Work out how many lines contain "will". Reply with the count alone.

═══ PROVIDED RECORDS

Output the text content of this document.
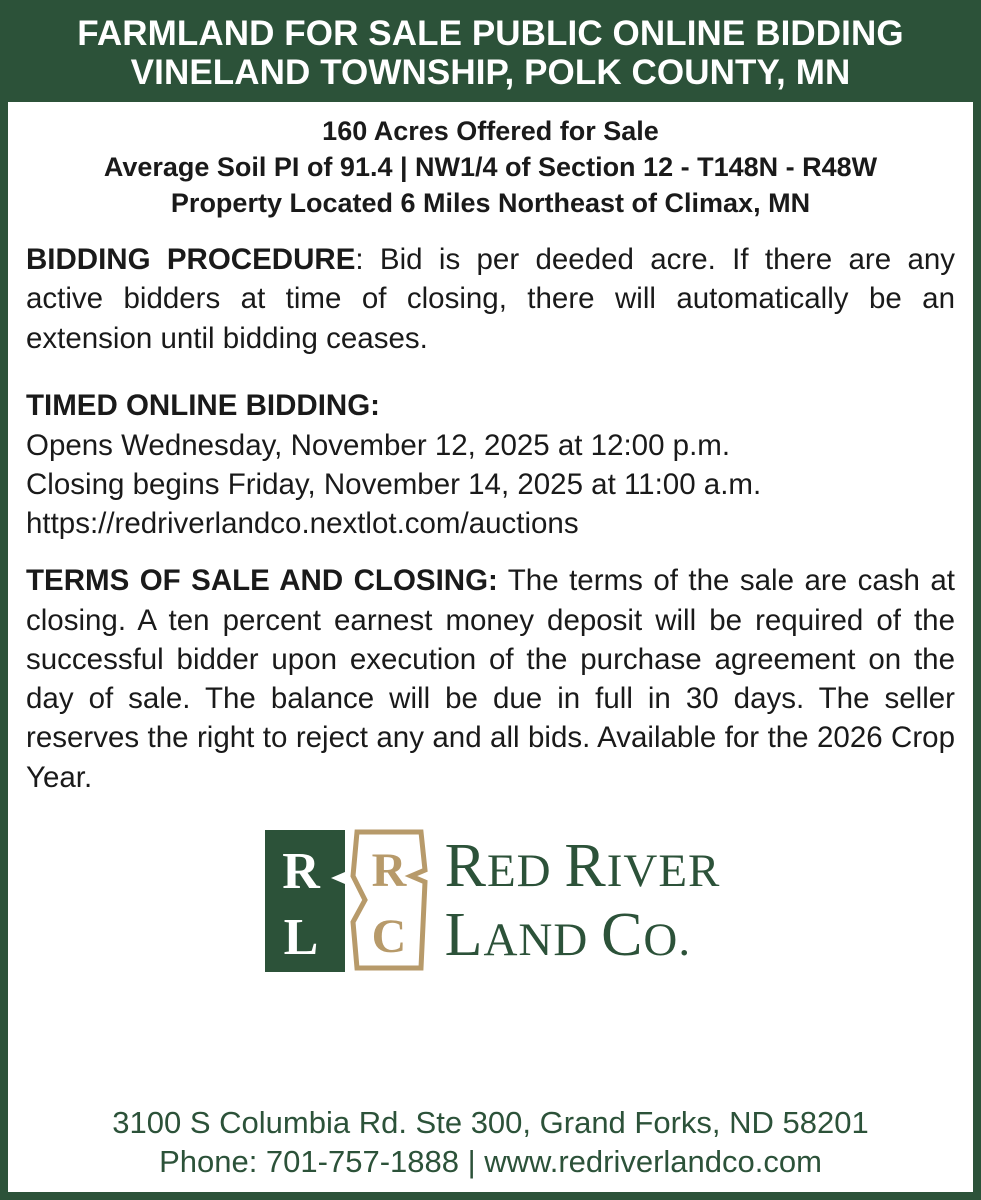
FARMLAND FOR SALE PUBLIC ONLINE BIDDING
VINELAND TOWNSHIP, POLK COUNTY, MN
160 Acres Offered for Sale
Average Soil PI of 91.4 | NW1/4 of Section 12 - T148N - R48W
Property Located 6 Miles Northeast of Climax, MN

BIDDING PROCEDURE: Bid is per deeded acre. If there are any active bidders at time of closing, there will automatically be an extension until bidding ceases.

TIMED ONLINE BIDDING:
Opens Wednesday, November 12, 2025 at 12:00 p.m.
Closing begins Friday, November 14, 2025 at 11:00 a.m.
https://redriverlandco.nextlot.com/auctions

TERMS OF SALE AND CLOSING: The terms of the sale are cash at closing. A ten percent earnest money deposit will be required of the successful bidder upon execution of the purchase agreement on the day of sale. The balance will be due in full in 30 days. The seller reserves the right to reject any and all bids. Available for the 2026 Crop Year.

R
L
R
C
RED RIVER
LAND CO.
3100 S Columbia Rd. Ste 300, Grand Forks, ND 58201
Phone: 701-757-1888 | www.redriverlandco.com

══════
═══ PROVIDED RECORDS

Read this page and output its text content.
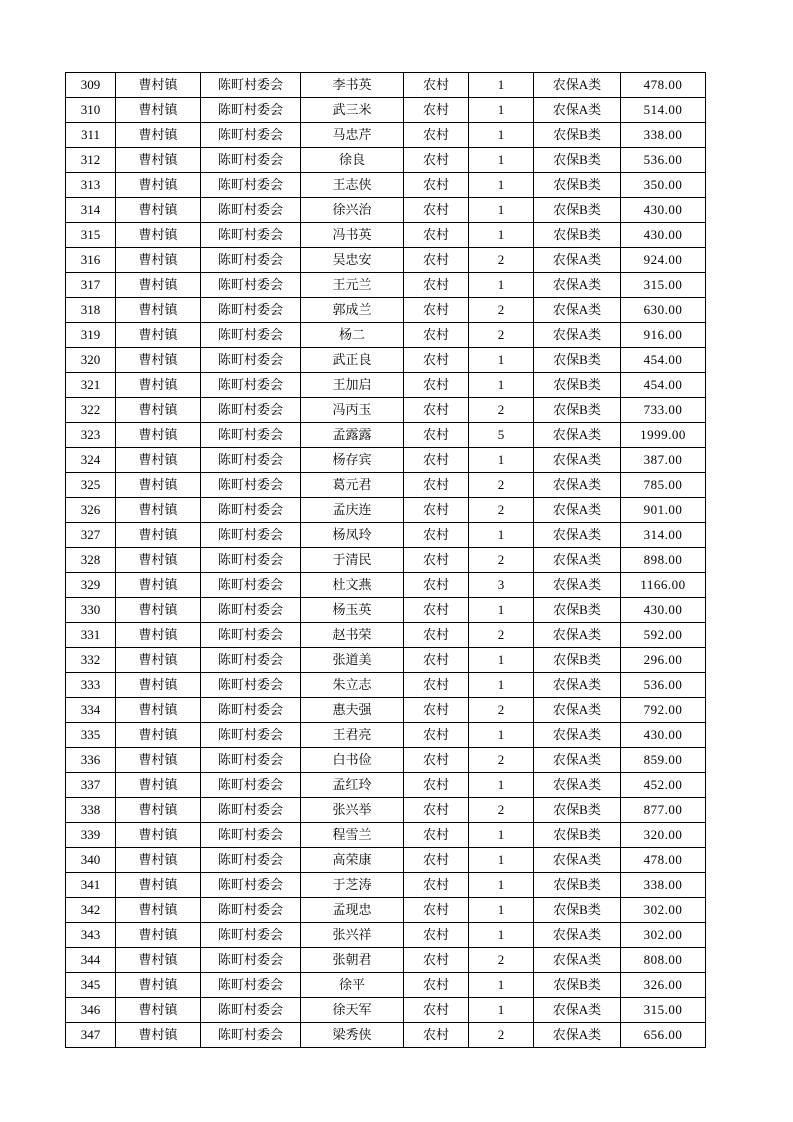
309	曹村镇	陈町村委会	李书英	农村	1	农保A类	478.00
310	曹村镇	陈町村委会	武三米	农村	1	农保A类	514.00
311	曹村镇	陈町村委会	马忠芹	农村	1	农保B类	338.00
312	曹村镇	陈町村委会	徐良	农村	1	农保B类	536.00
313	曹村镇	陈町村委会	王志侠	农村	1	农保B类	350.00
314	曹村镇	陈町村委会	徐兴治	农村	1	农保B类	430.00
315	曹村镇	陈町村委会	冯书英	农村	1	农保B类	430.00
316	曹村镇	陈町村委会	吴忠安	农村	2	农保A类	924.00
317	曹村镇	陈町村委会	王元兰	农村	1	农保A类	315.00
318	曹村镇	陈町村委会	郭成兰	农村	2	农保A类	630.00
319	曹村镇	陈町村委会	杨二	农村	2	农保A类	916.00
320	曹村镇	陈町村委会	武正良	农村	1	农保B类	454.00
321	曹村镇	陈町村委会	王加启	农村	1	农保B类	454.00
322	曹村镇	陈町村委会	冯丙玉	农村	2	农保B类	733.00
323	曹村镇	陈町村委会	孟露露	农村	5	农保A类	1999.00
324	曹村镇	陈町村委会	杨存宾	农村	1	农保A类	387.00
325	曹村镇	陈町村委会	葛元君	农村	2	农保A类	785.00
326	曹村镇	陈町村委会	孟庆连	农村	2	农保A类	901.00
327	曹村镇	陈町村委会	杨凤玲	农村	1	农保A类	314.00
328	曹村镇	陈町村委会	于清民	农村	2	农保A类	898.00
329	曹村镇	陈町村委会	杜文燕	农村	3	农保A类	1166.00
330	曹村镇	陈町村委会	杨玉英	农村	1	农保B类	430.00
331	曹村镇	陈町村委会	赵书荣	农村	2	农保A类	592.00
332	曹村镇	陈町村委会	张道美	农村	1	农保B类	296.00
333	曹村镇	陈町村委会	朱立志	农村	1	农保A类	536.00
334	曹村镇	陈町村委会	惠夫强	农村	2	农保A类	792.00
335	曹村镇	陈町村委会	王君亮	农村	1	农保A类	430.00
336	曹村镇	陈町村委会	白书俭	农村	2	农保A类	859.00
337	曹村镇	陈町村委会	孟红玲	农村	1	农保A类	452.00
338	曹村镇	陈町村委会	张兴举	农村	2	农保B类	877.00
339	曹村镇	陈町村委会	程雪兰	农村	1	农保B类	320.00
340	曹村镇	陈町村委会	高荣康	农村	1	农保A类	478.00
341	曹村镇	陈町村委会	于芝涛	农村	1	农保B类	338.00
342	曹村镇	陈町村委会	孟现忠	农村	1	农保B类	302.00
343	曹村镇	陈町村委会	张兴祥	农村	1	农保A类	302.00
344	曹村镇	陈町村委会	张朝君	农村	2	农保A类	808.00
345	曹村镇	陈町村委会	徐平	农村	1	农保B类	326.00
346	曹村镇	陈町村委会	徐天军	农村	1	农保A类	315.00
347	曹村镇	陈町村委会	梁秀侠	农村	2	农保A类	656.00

══════

_WORKED ANSWER:_ 2